Pictures aside, quote the whole listing exactly.

_ _ _ _ _

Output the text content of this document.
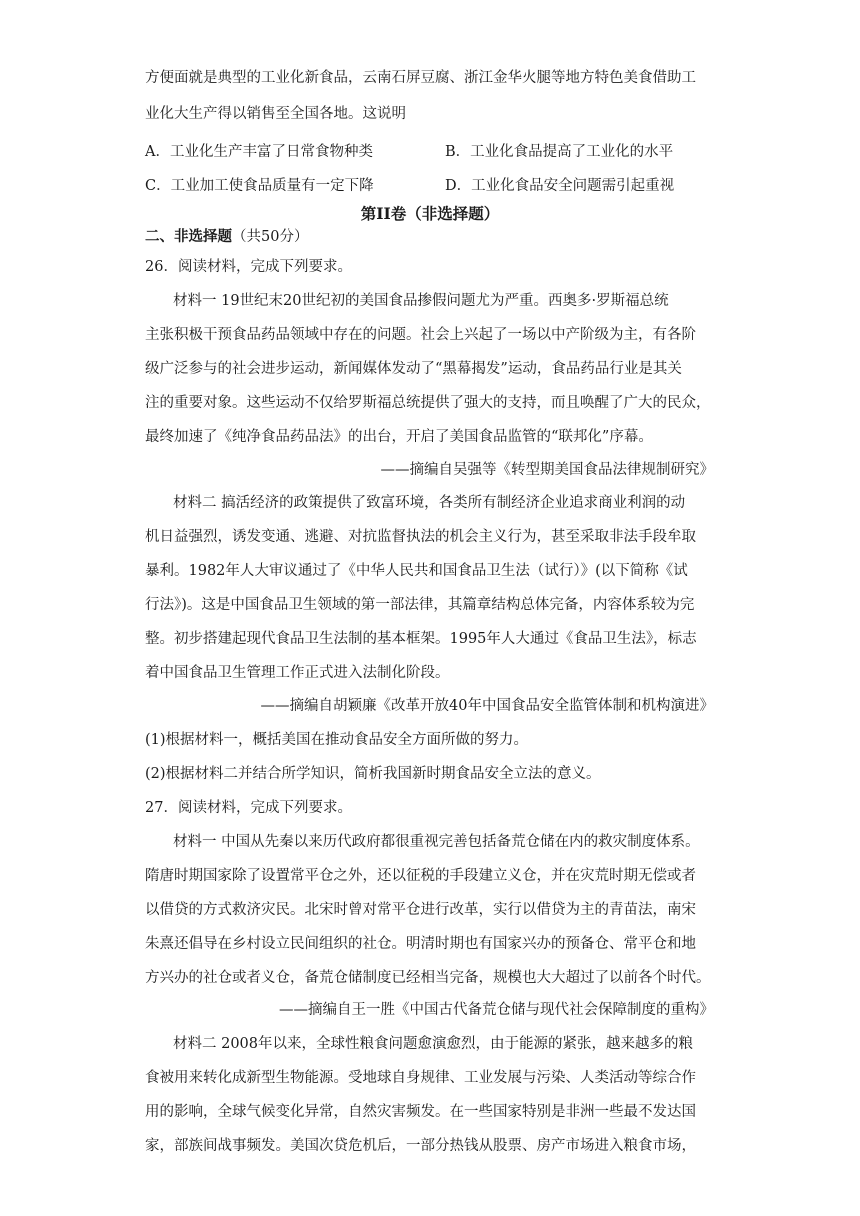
方便面就是典型的工业化新食品，云南石屏豆腐、浙江金华火腿等地方特色美食借助工
业化大生产得以销售至全国各地。这说明
A．工业化生产丰富了日常食物种类	B．工业化食品提高了工业化的水平
C．工业加工使食品质量有一定下降	D．工业化食品安全问题需引起重视
第II卷（非选择题）
二、非选择题（共50分）
26．阅读材料，完成下列要求。
材料一 19世纪末20世纪初的美国食品掺假问题尤为严重。西奥多·罗斯福总统
主张积极干预食品药品领域中存在的问题。社会上兴起了一场以中产阶级为主，有各阶
级广泛参与的社会进步运动，新闻媒体发动了“黑幕揭发”运动，食品药品行业是其关
注的重要对象。这些运动不仅给罗斯福总统提供了强大的支持，而且唤醒了广大的民众，
最终加速了《纯净食品药品法》的出台，开启了美国食品监管的“联邦化”序幕。
——摘编自吴强等《转型期美国食品法律规制研究》
材料二 搞活经济的政策提供了致富环境，各类所有制经济企业追求商业利润的动
机日益强烈，诱发变通、逃避、对抗监督执法的机会主义行为，甚至采取非法手段牟取
暴利。1982年人大审议通过了《中华人民共和国食品卫生法（试行）》(以下简称《试
行法》)。这是中国食品卫生领域的第一部法律，其篇章结构总体完备，内容体系较为完
整。初步搭建起现代食品卫生法制的基本框架。1995年人大通过《食品卫生法》，标志
着中国食品卫生管理工作正式进入法制化阶段。
——摘编自胡颖廉《改革开放40年中国食品安全监管体制和机构演进》
(1)根据材料一，概括美国在推动食品安全方面所做的努力。
(2)根据材料二并结合所学知识，简析我国新时期食品安全立法的意义。
27．阅读材料，完成下列要求。
材料一 中国从先秦以来历代政府都很重视完善包括备荒仓储在内的救灾制度体系。
隋唐时期国家除了设置常平仓之外，还以征税的手段建立义仓，并在灾荒时期无偿或者
以借贷的方式救济灾民。北宋时曾对常平仓进行改革，实行以借贷为主的青苗法，南宋
朱熹还倡导在乡村设立民间组织的社仓。明清时期也有国家兴办的预备仓、常平仓和地
方兴办的社仓或者义仓，备荒仓储制度已经相当完备，规模也大大超过了以前各个时代。
——摘编自王一胜《中国古代备荒仓储与现代社会保障制度的重构》
材料二 2008年以来，全球性粮食问题愈演愈烈，由于能源的紧张，越来越多的粮
食被用来转化成新型生物能源。受地球自身规律、工业发展与污染、人类活动等综合作
用的影响，全球气候变化异常，自然灾害频发。在一些国家特别是非洲一些最不发达国
家，部族间战事频发。美国次贷危机后，一部分热钱从股票、房产市场进入粮食市场，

_ _ _ _ _

● **Answer for the task**:
Output the text content of this document.
方便面就是典型的工业化新食品，云南石屏豆腐、浙江金华火腿等地方特色美食借助工
业化大生产得以销售至全国各地。这说明
A．工业化生产丰富了日常食物种类	B．工业化食品提高了工业化的水平
C．工业加工使食品质量有一定下降	D．工业化食品安全问题需引起重视
第II卷（非选择题）
二、非选择题（共50分）
26．阅读材料，完成下列要求。
材料一 19世纪末20世纪初的美国食品掺假问题尤为严重。西奥多·罗斯福总统
主张积极干预食品药品领域中存在的问题。社会上兴起了一场以中产阶级为主，有各阶
级广泛参与的社会进步运动，新闻媒体发动了“黑幕揭发”运动，食品药品行业是其关
注的重要对象。这些运动不仅给罗斯福总统提供了强大的支持，而且唤醒了广大的民众，
最终加速了《纯净食品药品法》的出台，开启了美国食品监管的“联邦化”序幕。
——摘编自吴强等《转型期美国食品法律规制研究》
材料二 搞活经济的政策提供了致富环境，各类所有制经济企业追求商业利润的动
机日益强烈，诱发变通、逃避、对抗监督执法的机会主义行为，甚至采取非法手段牟取
暴利。1982年人大审议通过了《中华人民共和国食品卫生法（试行）》(以下简称《试
行法》)。这是中国食品卫生领域的第一部法律，其篇章结构总体完备，内容体系较为完
整。初步搭建起现代食品卫生法制的基本框架。1995年人大通过《食品卫生法》，标志
着中国食品卫生管理工作正式进入法制化阶段。
——摘编自胡颖廉《改革开放40年中国食品安全监管体制和机构演进》
(1)根据材料一，概括美国在推动食品安全方面所做的努力。
(2)根据材料二并结合所学知识，简析我国新时期食品安全立法的意义。
27．阅读材料，完成下列要求。
材料一 中国从先秦以来历代政府都很重视完善包括备荒仓储在内的救灾制度体系。
隋唐时期国家除了设置常平仓之外，还以征税的手段建立义仓，并在灾荒时期无偿或者
以借贷的方式救济灾民。北宋时曾对常平仓进行改革，实行以借贷为主的青苗法，南宋
朱熹还倡导在乡村设立民间组织的社仓。明清时期也有国家兴办的预备仓、常平仓和地
方兴办的社仓或者义仓，备荒仓储制度已经相当完备，规模也大大超过了以前各个时代。
——摘编自王一胜《中国古代备荒仓储与现代社会保障制度的重构》
材料二 2008年以来，全球性粮食问题愈演愈烈，由于能源的紧张，越来越多的粮
食被用来转化成新型生物能源。受地球自身规律、工业发展与污染、人类活动等综合作
用的影响，全球气候变化异常，自然灾害频发。在一些国家特别是非洲一些最不发达国
家，部族间战事频发。美国次贷危机后，一部分热钱从股票、房产市场进入粮食市场，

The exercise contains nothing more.